(Items from a dataset)
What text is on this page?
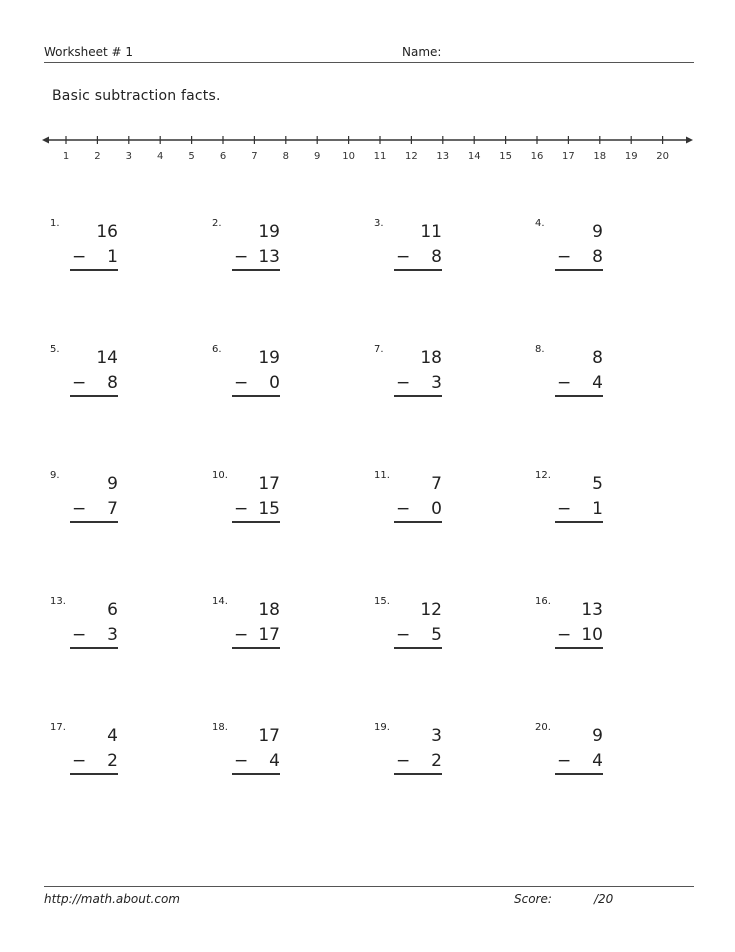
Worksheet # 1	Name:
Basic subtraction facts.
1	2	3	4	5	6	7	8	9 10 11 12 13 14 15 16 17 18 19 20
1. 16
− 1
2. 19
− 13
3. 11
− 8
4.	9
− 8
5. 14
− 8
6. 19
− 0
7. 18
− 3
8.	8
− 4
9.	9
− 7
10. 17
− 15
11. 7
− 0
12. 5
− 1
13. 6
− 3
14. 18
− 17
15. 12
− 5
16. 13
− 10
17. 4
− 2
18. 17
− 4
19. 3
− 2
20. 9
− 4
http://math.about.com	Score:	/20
...
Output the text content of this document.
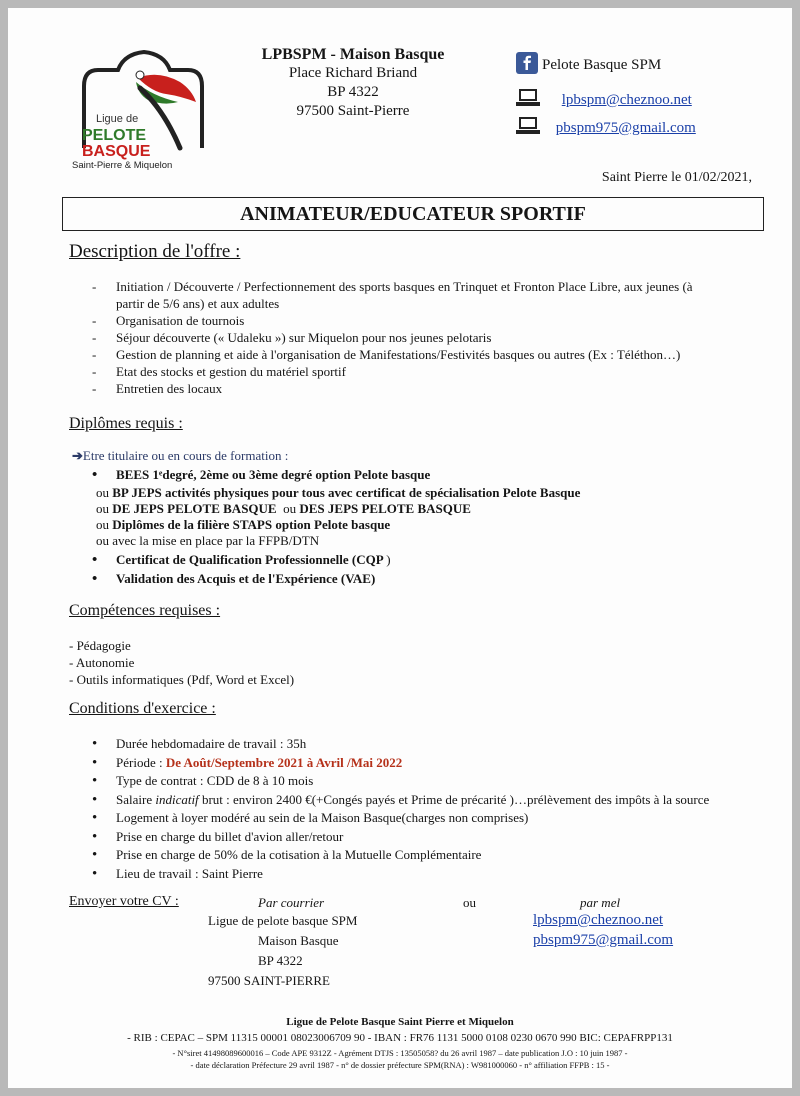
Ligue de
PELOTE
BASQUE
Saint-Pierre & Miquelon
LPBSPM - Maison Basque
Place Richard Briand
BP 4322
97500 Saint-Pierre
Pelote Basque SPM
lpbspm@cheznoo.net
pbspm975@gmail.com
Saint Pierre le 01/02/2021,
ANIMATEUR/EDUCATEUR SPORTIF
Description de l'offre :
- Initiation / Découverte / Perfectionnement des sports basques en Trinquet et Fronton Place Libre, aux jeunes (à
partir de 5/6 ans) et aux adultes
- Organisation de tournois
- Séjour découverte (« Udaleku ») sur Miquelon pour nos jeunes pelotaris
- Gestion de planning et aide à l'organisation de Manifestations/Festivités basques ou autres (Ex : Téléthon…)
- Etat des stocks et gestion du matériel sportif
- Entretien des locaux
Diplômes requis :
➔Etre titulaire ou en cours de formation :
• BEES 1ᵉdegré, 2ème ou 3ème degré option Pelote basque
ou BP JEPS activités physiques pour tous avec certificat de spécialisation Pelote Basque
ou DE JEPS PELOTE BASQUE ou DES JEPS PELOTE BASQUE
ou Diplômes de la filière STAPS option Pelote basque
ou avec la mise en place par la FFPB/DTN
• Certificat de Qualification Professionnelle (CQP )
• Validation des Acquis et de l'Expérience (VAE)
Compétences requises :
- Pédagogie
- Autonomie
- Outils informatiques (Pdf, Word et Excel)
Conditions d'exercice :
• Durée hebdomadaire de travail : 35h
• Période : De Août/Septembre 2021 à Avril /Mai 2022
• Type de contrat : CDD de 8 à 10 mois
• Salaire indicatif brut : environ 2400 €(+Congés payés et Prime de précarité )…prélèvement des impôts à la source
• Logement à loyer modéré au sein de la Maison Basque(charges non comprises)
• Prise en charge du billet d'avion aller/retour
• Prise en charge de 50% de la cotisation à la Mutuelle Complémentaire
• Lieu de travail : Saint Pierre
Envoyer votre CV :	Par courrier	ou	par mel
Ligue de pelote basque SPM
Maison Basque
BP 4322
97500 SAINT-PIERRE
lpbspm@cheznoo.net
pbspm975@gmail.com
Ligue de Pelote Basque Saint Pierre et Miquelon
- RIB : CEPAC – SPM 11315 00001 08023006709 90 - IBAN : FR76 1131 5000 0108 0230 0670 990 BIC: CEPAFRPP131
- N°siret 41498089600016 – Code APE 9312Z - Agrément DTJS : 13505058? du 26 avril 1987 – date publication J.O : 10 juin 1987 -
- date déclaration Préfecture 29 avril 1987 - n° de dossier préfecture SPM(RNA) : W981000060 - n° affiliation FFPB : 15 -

• [CHALLENGE] Report how many lines of the listing hold the word "Diplômes", with nothing but the number.

• [SOLUTION TO THE EXERCISE] 2